# WORK TO DO
Omit the pictures, please, and give each record below again exactly.

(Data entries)
● ● ●
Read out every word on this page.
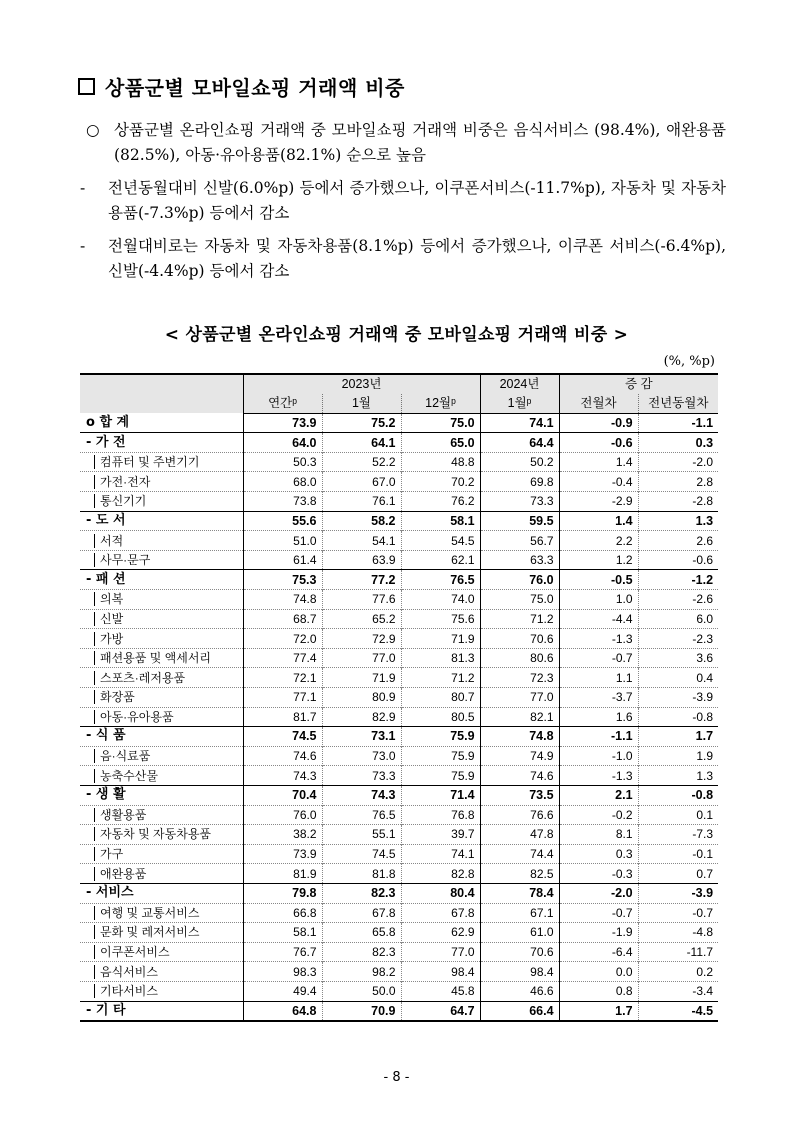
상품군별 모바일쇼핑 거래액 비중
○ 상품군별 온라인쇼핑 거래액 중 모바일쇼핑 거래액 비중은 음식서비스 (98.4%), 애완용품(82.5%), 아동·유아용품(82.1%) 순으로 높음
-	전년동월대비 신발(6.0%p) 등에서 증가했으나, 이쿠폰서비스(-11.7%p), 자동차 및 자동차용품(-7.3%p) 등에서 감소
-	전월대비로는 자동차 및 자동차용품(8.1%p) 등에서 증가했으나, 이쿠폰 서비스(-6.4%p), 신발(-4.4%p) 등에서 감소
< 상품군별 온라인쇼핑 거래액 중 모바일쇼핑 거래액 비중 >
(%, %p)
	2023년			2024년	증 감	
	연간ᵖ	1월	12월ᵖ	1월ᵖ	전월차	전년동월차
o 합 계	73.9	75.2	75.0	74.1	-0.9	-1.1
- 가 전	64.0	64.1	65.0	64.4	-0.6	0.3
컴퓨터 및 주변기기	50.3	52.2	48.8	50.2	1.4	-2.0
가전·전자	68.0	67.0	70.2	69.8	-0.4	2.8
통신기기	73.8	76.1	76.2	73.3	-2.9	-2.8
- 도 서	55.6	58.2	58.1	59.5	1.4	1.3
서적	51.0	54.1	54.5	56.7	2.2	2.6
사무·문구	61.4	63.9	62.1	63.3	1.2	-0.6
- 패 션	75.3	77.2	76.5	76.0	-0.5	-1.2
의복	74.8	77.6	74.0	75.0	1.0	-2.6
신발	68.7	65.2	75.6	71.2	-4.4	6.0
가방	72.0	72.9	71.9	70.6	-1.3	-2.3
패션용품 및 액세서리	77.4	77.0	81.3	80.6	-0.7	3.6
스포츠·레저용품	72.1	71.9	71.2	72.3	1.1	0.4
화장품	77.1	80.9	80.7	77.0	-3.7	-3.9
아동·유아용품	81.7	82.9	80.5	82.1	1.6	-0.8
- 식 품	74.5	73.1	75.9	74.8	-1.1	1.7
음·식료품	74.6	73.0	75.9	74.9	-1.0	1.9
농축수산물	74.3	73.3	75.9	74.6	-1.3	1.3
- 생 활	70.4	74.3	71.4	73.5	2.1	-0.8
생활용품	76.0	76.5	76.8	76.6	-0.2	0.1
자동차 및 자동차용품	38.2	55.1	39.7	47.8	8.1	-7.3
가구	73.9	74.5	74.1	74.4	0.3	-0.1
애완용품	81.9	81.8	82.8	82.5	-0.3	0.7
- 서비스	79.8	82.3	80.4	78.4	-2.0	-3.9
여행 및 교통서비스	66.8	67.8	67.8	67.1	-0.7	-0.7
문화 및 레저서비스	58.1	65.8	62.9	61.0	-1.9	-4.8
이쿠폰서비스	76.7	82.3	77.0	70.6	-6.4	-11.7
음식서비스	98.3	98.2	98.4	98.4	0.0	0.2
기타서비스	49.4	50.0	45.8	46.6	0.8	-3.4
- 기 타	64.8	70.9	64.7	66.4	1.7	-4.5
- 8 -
● ● ●
# SOLUTION TO THIS EXERCISE
Read out every word on this page.
상품군별 모바일쇼핑 거래액 비중
○ 상품군별 온라인쇼핑 거래액 중 모바일쇼핑 거래액 비중은 음식서비스 (98.4%), 애완용품(82.5%), 아동·유아용품(82.1%) 순으로 높음
-	전년동월대비 신발(6.0%p) 등에서 증가했으나, 이쿠폰서비스(-11.7%p), 자동차 및 자동차용품(-7.3%p) 등에서 감소
-	전월대비로는 자동차 및 자동차용품(8.1%p) 등에서 증가했으나, 이쿠폰 서비스(-6.4%p), 신발(-4.4%p) 등에서 감소
< 상품군별 온라인쇼핑 거래액 중 모바일쇼핑 거래액 비중 >
(%, %p)
	2023년			2024년	증 감	
	연간ᵖ	1월	12월ᵖ	1월ᵖ	전월차	전년동월차
o 합 계	73.9	75.2	75.0	74.1	-0.9	-1.1
- 가 전	64.0	64.1	65.0	64.4	-0.6	0.3
컴퓨터 및 주변기기	50.3	52.2	48.8	50.2	1.4	-2.0
가전·전자	68.0	67.0	70.2	69.8	-0.4	2.8
통신기기	73.8	76.1	76.2	73.3	-2.9	-2.8
- 도 서	55.6	58.2	58.1	59.5	1.4	1.3
서적	51.0	54.1	54.5	56.7	2.2	2.6
사무·문구	61.4	63.9	62.1	63.3	1.2	-0.6
- 패 션	75.3	77.2	76.5	76.0	-0.5	-1.2
의복	74.8	77.6	74.0	75.0	1.0	-2.6
신발	68.7	65.2	75.6	71.2	-4.4	6.0
가방	72.0	72.9	71.9	70.6	-1.3	-2.3
패션용품 및 액세서리	77.4	77.0	81.3	80.6	-0.7	3.6
스포츠·레저용품	72.1	71.9	71.2	72.3	1.1	0.4
화장품	77.1	80.9	80.7	77.0	-3.7	-3.9
아동·유아용품	81.7	82.9	80.5	82.1	1.6	-0.8
- 식 품	74.5	73.1	75.9	74.8	-1.1	1.7
음·식료품	74.6	73.0	75.9	74.9	-1.0	1.9
농축수산물	74.3	73.3	75.9	74.6	-1.3	1.3
- 생 활	70.4	74.3	71.4	73.5	2.1	-0.8
생활용품	76.0	76.5	76.8	76.6	-0.2	0.1
자동차 및 자동차용품	38.2	55.1	39.7	47.8	8.1	-7.3
가구	73.9	74.5	74.1	74.4	0.3	-0.1
애완용품	81.9	81.8	82.8	82.5	-0.3	0.7
- 서비스	79.8	82.3	80.4	78.4	-2.0	-3.9
여행 및 교통서비스	66.8	67.8	67.8	67.1	-0.7	-0.7
문화 및 레저서비스	58.1	65.8	62.9	61.0	-1.9	-4.8
이쿠폰서비스	76.7	82.3	77.0	70.6	-6.4	-11.7
음식서비스	98.3	98.2	98.4	98.4	0.0	0.2
기타서비스	49.4	50.0	45.8	46.6	0.8	-3.4
- 기 타	64.8	70.9	64.7	66.4	1.7	-4.5
- 8 -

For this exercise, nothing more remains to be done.